## begin Material shown
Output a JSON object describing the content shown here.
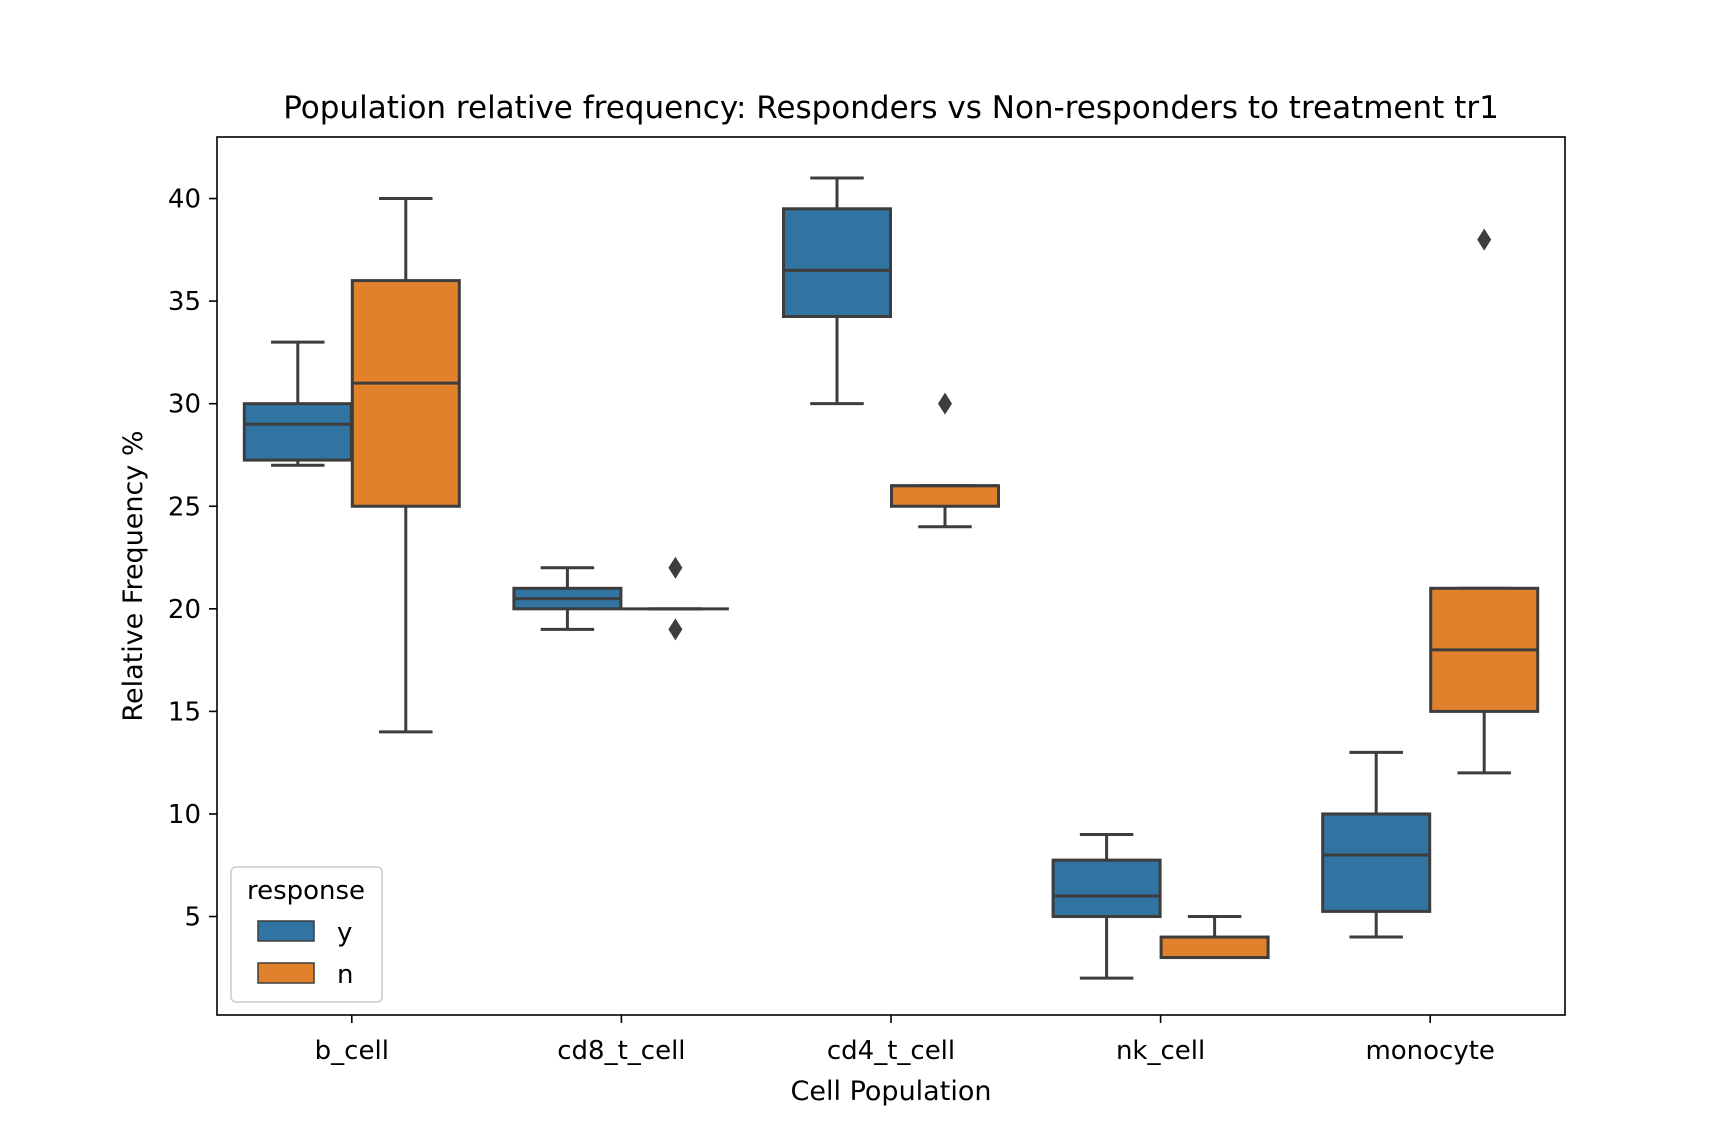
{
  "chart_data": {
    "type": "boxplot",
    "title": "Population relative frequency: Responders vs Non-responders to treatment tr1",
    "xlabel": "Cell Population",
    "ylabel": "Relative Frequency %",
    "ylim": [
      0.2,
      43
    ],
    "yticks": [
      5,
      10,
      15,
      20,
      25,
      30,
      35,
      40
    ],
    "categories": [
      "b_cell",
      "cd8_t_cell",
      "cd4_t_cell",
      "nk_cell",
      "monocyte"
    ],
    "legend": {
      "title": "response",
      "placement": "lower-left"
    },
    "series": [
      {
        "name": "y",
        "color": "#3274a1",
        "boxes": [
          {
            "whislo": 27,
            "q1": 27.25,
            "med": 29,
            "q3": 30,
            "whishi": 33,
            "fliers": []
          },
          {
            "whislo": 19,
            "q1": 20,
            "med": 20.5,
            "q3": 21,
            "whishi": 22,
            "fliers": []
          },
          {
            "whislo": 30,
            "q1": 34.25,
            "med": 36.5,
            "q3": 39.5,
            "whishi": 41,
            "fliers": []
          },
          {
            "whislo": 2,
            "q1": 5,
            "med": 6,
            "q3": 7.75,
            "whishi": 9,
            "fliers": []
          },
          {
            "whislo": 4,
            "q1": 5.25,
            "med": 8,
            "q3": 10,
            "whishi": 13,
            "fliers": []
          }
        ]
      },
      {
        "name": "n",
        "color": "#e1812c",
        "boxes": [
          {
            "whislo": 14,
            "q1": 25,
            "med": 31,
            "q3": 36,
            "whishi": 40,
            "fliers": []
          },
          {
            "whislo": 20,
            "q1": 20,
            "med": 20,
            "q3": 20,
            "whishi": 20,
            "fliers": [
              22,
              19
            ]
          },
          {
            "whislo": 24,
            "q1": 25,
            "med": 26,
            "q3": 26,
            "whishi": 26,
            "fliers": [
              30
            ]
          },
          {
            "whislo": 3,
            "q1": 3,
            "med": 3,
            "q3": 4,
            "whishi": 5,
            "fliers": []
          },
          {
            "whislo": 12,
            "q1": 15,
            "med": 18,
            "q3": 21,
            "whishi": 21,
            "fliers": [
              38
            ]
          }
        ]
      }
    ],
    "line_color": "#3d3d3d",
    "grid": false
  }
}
## end Material shown
## begin Material shown
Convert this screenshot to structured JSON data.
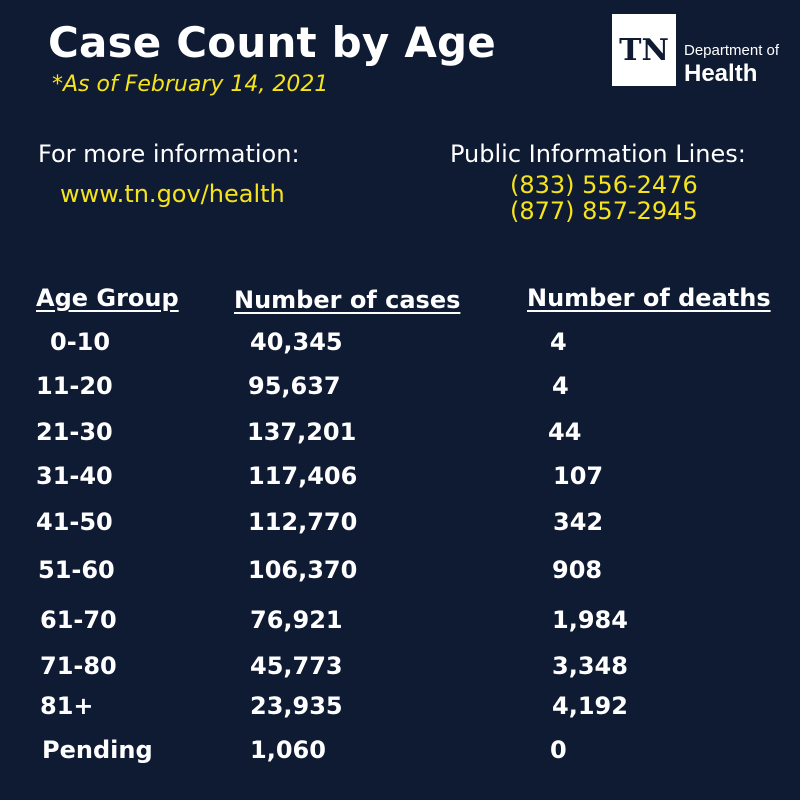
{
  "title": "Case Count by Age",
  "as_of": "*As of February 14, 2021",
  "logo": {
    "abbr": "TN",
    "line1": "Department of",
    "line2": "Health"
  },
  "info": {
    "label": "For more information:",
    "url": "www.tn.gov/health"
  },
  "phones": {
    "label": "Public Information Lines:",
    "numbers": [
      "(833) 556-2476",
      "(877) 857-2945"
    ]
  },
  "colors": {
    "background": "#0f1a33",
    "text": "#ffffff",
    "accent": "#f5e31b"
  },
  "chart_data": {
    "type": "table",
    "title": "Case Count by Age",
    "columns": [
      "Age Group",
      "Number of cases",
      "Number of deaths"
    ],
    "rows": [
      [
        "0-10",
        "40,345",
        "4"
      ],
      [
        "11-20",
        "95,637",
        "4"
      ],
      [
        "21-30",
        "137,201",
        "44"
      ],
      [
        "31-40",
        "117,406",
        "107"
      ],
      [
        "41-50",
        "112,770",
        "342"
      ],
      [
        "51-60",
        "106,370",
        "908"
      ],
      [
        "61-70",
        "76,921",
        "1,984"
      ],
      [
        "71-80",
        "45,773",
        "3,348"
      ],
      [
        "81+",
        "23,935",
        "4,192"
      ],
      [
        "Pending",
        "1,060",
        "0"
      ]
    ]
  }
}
## end Material shown
• [Your instructions]
From the entries above, extract every line where the word "Count" appears.

• [Task result]
  "title": "Case Count by Age",
    "title": "Case Count by Age",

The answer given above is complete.